• **GOAL**
Search the material below for the word "konserwatorskie" and copy every line in which it occurs.

• **ENTRIES SUPPLIED**

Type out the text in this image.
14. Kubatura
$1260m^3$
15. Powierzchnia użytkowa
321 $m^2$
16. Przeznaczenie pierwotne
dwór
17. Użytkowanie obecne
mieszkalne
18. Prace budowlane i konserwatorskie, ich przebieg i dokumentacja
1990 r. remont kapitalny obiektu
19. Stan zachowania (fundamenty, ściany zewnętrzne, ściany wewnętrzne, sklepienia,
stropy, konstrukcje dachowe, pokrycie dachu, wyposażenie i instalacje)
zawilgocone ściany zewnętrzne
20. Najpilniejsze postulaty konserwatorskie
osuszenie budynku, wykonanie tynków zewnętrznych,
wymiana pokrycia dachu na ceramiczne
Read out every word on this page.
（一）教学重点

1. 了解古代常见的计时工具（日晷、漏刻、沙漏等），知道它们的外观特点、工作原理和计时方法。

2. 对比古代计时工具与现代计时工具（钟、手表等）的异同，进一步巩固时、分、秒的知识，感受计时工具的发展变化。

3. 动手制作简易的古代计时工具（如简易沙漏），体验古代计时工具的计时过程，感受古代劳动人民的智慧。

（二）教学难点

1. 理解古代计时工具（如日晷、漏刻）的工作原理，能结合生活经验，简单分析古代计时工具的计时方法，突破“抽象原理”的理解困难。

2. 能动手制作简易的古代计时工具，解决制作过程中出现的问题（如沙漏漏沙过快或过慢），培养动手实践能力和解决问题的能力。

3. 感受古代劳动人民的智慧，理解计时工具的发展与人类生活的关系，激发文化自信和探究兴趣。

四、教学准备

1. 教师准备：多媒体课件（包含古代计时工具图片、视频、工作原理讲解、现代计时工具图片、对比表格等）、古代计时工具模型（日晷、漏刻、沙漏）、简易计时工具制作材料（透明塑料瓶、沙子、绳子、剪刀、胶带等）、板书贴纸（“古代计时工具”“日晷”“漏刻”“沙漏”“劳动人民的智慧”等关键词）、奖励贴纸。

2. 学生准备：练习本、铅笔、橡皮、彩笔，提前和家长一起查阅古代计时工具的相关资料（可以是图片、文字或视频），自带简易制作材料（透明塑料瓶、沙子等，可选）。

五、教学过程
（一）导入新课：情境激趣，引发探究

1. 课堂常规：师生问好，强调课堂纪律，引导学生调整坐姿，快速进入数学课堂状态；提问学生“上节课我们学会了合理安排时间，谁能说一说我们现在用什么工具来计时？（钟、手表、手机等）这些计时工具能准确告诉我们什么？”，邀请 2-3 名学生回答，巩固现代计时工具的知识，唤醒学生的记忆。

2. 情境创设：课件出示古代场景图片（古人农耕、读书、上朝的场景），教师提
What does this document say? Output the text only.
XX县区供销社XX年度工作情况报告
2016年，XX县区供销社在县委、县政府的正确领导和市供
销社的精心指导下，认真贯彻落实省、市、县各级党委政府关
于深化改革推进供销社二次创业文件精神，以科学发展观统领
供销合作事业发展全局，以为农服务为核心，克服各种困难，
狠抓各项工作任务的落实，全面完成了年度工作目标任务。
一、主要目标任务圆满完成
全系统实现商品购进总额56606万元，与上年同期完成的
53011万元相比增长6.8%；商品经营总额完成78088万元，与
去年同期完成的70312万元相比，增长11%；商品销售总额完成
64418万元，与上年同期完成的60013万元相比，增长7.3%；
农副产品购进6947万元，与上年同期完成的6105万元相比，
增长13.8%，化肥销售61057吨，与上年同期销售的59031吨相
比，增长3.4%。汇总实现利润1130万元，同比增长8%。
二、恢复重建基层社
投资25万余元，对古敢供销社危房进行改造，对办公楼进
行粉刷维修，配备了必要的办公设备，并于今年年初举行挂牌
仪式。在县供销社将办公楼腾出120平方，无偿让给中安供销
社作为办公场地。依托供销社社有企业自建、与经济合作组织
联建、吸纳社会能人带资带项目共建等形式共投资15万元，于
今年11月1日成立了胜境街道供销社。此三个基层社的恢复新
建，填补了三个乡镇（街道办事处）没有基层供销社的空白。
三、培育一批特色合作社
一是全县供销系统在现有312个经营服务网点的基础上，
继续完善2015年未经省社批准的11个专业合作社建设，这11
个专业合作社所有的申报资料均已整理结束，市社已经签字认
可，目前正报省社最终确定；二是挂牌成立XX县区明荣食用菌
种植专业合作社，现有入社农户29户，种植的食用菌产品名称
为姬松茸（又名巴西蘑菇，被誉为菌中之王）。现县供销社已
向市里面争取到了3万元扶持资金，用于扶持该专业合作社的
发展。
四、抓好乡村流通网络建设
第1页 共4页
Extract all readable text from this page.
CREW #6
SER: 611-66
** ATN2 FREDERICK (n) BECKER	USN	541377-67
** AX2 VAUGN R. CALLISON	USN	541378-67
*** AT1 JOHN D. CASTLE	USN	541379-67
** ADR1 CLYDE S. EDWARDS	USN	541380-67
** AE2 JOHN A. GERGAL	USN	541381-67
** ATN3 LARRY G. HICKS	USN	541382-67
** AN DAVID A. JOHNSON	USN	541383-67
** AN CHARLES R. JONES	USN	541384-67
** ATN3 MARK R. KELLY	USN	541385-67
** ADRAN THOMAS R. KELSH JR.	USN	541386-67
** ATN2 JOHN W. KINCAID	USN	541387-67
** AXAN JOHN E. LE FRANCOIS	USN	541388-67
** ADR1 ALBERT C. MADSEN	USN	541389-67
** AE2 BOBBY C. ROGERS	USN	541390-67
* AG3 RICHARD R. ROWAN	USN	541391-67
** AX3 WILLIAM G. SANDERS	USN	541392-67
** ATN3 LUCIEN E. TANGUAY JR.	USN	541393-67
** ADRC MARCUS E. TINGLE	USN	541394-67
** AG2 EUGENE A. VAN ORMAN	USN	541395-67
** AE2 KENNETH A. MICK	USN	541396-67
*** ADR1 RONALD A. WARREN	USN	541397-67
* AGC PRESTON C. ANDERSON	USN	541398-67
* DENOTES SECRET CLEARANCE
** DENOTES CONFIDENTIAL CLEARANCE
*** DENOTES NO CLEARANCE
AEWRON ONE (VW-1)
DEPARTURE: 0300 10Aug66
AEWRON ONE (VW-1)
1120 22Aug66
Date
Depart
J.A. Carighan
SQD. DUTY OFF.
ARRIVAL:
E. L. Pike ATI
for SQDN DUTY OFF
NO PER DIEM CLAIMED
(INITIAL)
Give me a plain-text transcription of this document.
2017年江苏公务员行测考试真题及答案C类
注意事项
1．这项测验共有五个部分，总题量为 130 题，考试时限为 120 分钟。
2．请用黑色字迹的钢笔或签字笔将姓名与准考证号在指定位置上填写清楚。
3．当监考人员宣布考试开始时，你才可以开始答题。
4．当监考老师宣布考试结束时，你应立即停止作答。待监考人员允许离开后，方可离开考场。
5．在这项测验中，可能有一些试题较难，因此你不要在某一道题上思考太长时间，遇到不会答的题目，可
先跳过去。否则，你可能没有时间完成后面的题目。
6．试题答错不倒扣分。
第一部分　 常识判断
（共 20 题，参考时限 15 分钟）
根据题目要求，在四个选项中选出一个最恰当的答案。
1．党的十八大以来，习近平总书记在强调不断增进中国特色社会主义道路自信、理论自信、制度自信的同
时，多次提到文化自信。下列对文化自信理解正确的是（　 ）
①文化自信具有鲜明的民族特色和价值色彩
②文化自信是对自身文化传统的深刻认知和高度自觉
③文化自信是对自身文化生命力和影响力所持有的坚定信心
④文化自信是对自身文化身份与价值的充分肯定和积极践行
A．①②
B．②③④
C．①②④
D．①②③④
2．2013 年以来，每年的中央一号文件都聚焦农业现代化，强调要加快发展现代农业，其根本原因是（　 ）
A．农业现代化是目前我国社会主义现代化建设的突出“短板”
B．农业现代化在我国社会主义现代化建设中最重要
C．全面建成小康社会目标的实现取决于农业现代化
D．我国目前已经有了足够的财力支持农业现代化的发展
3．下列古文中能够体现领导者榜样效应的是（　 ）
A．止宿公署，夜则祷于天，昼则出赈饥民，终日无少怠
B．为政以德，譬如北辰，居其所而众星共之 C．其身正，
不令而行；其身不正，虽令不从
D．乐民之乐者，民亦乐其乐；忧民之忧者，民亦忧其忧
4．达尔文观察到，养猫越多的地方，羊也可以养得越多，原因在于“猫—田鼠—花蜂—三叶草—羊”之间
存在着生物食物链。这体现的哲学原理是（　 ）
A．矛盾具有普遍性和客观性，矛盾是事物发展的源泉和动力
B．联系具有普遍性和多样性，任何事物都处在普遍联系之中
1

• **TASK RESPONSE**
18. Prace budowlane i konserwatorskie, ich przebieg i dokumentacja
20. Najpilniejsze postulaty konserwatorskie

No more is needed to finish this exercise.